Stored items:
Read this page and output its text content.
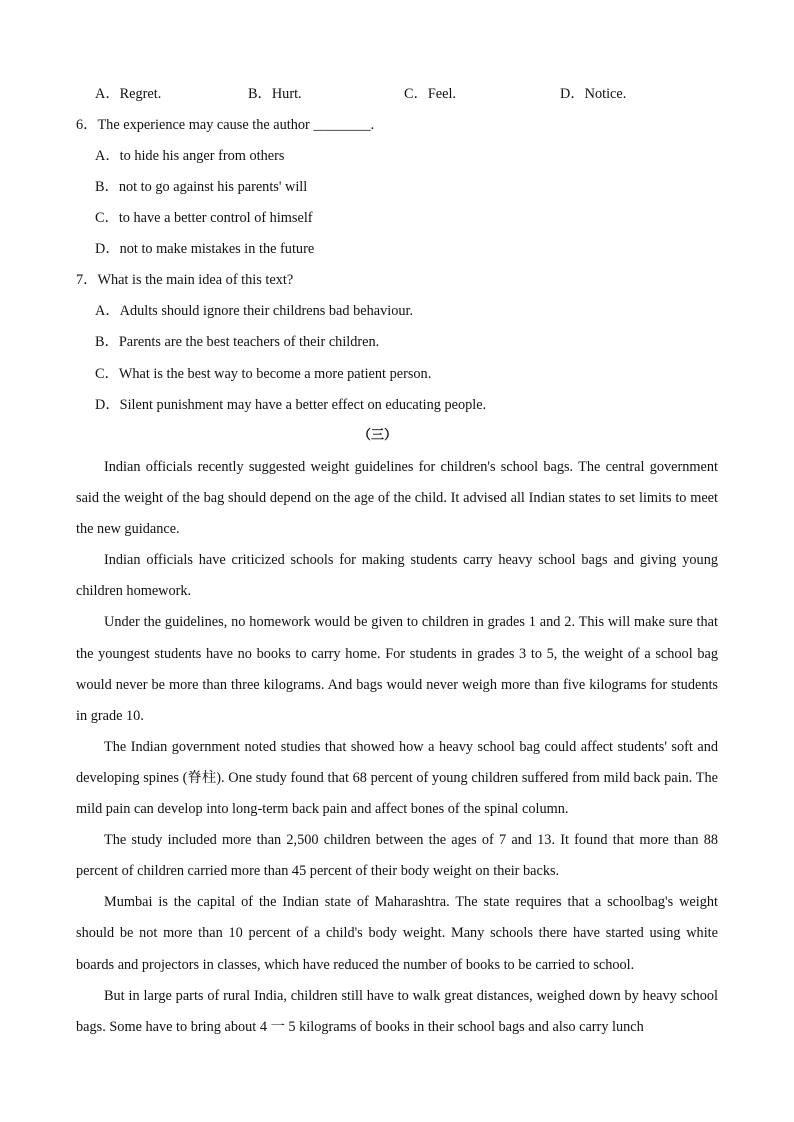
A．Regret.	B．Hurt.	C．Feel.	D．Notice.
6．The experience may cause the author ________.
A．to hide his anger from others
B．not to go against his parents' will
C．to have a better control of himself
D．not to make mistakes in the future
7．What is the main idea of this text?
A．Adults should ignore their childrens bad behaviour.
B．Parents are the best teachers of their children.
C．What is the best way to become a more patient person.
D．Silent punishment may have a better effect on educating people.
（三）

Indian officials recently suggested weight guidelines for children's school bags. The central government said the weight of the bag should depend on the age of the child. It advised all Indian states to set limits to meet the new guidance.

Indian officials have criticized schools for making students carry heavy school bags and giving young children homework.

Under the guidelines, no homework would be given to children in grades 1 and 2. This will make sure that the youngest students have no books to carry home. For students in grades 3 to 5, the weight of a school bag would never be more than three kilograms. And bags would never weigh more than five kilograms for students in grade 10.

The Indian government noted studies that showed how a heavy school bag could affect students' soft and developing spines (脊柱). One study found that 68 percent of young children suffered from mild back pain. The mild pain can develop into long-term back pain and affect bones of the spinal column.

The study included more than 2,500 children between the ages of 7 and 13. It found that more than 88 percent of children carried more than 45 percent of their body weight on their backs.

Mumbai is the capital of the Indian state of Maharashtra. The state requires that a schoolbag's weight should be not more than 10 percent of a child's body weight. Many schools there have started using white boards and projectors in classes, which have reduced the number of books to be carried to school.

But in large parts of rural India, children still have to walk great distances, weighed down by heavy school bags. Some have to bring about 4 一 5 kilograms of books in their school bags and also carry lunch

**What you are asked to do:**
Every record must be copied exactly, with the pictures left out.

**Complete answer:**
Read this page and output its text content.
A．Regret.	B．Hurt.	C．Feel.	D．Notice.
6．The experience may cause the author ________.
A．to hide his anger from others
B．not to go against his parents' will
C．to have a better control of himself
D．not to make mistakes in the future
7．What is the main idea of this text?
A．Adults should ignore their childrens bad behaviour.
B．Parents are the best teachers of their children.
C．What is the best way to become a more patient person.
D．Silent punishment may have a better effect on educating people.
（三）

Indian officials recently suggested weight guidelines for children's school bags. The central government said the weight of the bag should depend on the age of the child. It advised all Indian states to set limits to meet the new guidance.

Indian officials have criticized schools for making students carry heavy school bags and giving young children homework.

Under the guidelines, no homework would be given to children in grades 1 and 2. This will make sure that the youngest students have no books to carry home. For students in grades 3 to 5, the weight of a school bag would never be more than three kilograms. And bags would never weigh more than five kilograms for students in grade 10.

The Indian government noted studies that showed how a heavy school bag could affect students' soft and developing spines (脊柱). One study found that 68 percent of young children suffered from mild back pain. The mild pain can develop into long-term back pain and affect bones of the spinal column.

The study included more than 2,500 children between the ages of 7 and 13. It found that more than 88 percent of children carried more than 45 percent of their body weight on their backs.

Mumbai is the capital of the Indian state of Maharashtra. The state requires that a schoolbag's weight should be not more than 10 percent of a child's body weight. Many schools there have started using white boards and projectors in classes, which have reduced the number of books to be carried to school.

But in large parts of rural India, children still have to walk great distances, weighed down by heavy school bags. Some have to bring about 4 一 5 kilograms of books in their school bags and also carry lunch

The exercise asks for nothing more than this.